# OBJECTIVE
Will you write out the data exactly, excluding every picture?

-----

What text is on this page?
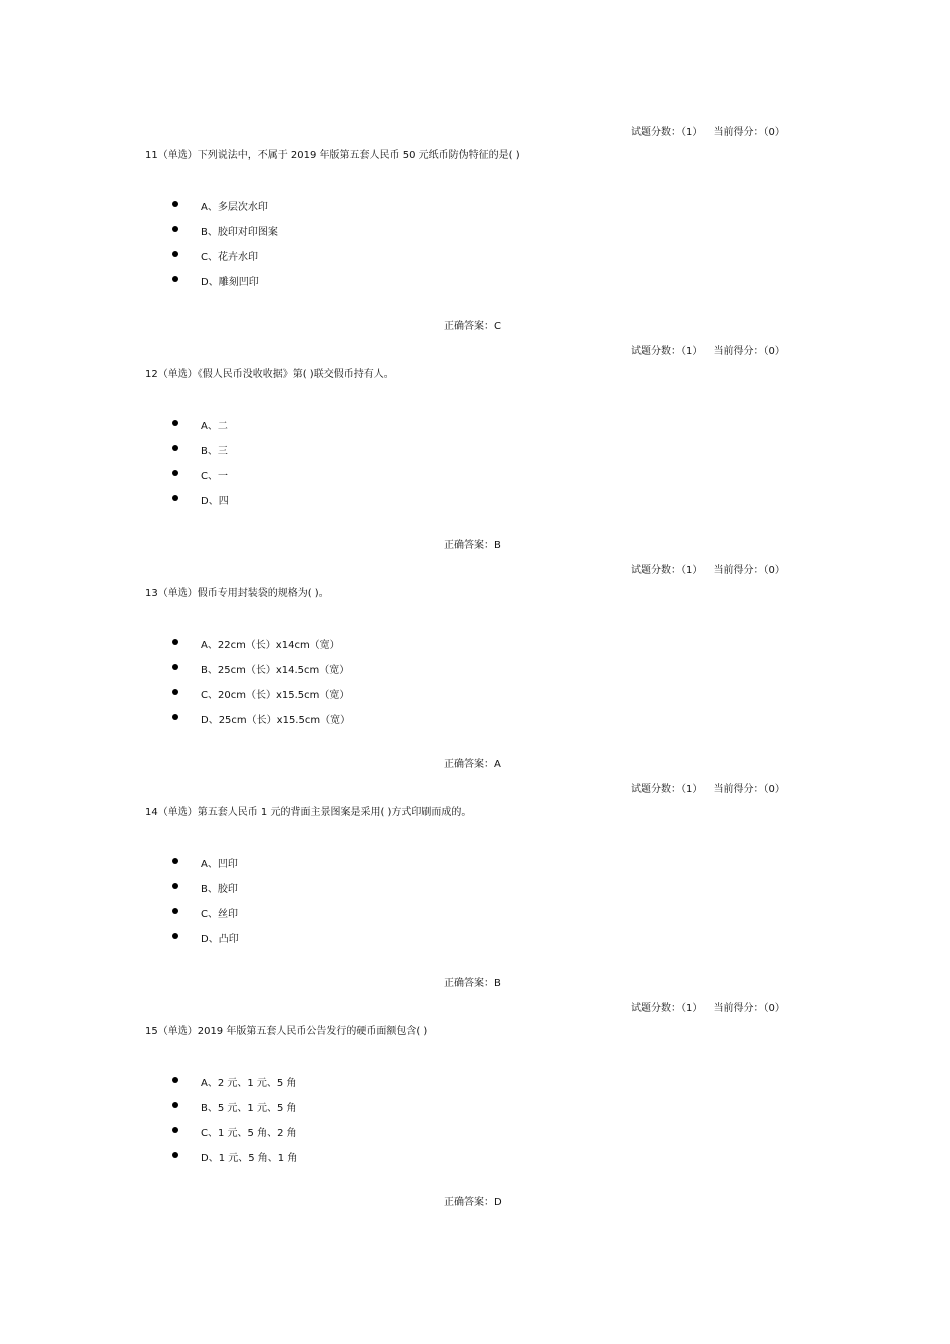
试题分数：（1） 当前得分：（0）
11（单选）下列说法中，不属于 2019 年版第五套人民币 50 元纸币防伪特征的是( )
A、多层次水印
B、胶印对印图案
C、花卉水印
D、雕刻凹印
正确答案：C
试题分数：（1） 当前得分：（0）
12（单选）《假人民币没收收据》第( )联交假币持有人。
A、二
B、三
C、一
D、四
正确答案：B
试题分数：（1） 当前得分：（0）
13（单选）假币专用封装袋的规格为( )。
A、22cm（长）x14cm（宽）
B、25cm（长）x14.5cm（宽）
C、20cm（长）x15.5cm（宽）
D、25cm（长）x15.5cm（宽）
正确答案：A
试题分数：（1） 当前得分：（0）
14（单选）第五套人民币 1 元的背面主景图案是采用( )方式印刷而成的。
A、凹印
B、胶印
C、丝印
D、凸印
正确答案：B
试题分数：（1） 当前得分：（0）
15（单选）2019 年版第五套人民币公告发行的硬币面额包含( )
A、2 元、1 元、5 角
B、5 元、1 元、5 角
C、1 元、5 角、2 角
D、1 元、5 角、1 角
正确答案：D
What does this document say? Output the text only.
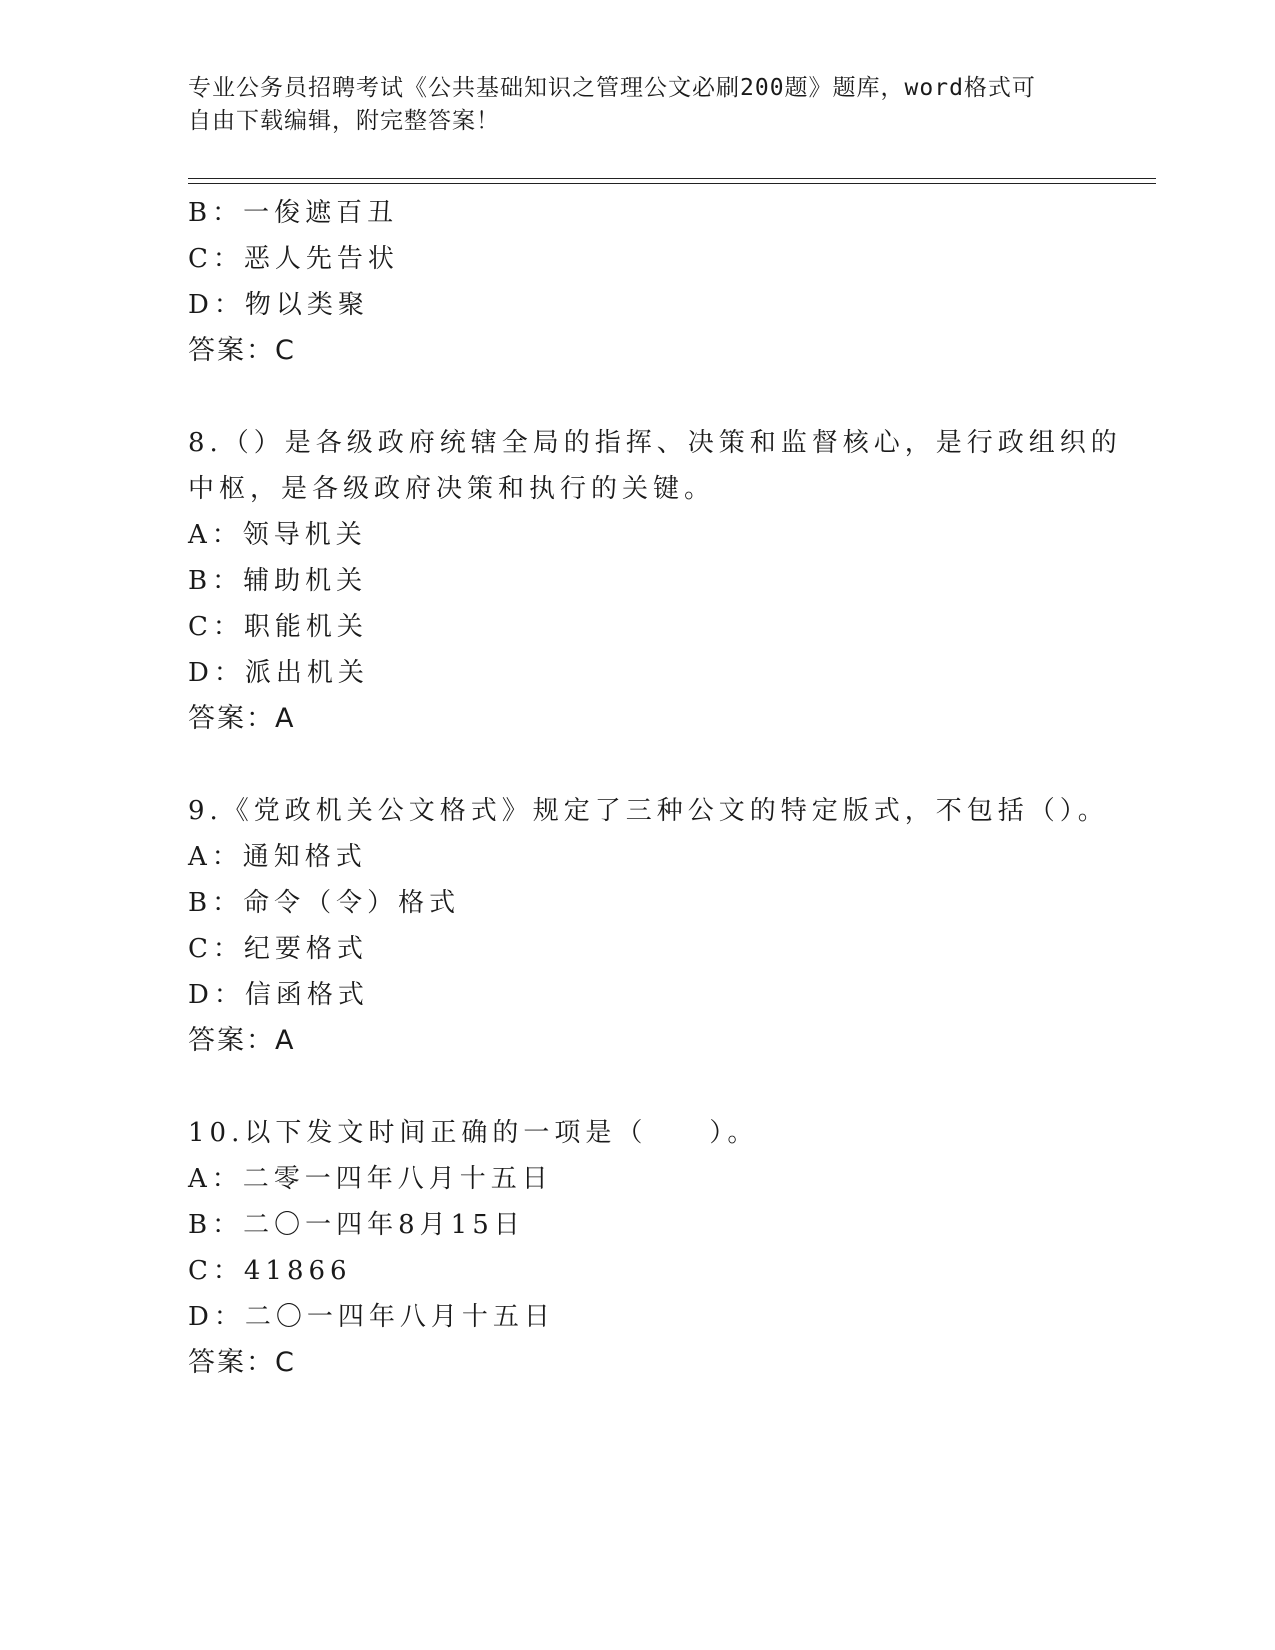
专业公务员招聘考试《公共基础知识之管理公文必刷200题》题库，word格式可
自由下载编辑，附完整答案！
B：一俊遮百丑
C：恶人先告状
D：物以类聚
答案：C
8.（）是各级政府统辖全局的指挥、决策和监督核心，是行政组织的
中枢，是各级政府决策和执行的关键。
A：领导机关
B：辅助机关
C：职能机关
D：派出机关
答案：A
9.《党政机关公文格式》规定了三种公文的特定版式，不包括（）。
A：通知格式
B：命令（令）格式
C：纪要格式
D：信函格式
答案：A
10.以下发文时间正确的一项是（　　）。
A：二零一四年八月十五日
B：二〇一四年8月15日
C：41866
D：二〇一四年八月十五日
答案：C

-----

# FULL SOLUTION
What text is on this page?
试题分数：（1） 当前得分：（0）
11（单选）下列说法中，不属于 2019 年版第五套人民币 50 元纸币防伪特征的是( )
A、多层次水印
B、胶印对印图案
C、花卉水印
D、雕刻凹印
正确答案：C
试题分数：（1） 当前得分：（0）
12（单选）《假人民币没收收据》第( )联交假币持有人。
A、二
B、三
C、一
D、四
正确答案：B
试题分数：（1） 当前得分：（0）
13（单选）假币专用封装袋的规格为( )。
A、22cm（长）x14cm（宽）
B、25cm（长）x14.5cm（宽）
C、20cm（长）x15.5cm（宽）
D、25cm（长）x15.5cm（宽）
正确答案：A
试题分数：（1） 当前得分：（0）
14（单选）第五套人民币 1 元的背面主景图案是采用( )方式印刷而成的。
A、凹印
B、胶印
C、丝印
D、凸印
正确答案：B
试题分数：（1） 当前得分：（0）
15（单选）2019 年版第五套人民币公告发行的硬币面额包含( )
A、2 元、1 元、5 角
B、5 元、1 元、5 角
C、1 元、5 角、2 角
D、1 元、5 角、1 角
正确答案：D
What does this document say? Output the text only.
专业公务员招聘考试《公共基础知识之管理公文必刷200题》题库，word格式可
自由下载编辑，附完整答案！
B：一俊遮百丑
C：恶人先告状
D：物以类聚
答案：C
8.（）是各级政府统辖全局的指挥、决策和监督核心，是行政组织的
中枢，是各级政府决策和执行的关键。
A：领导机关
B：辅助机关
C：职能机关
D：派出机关
答案：A
9.《党政机关公文格式》规定了三种公文的特定版式，不包括（）。
A：通知格式
B：命令（令）格式
C：纪要格式
D：信函格式
答案：A
10.以下发文时间正确的一项是（　　）。
A：二零一四年八月十五日
B：二〇一四年8月15日
C：41866
D：二〇一四年八月十五日
答案：C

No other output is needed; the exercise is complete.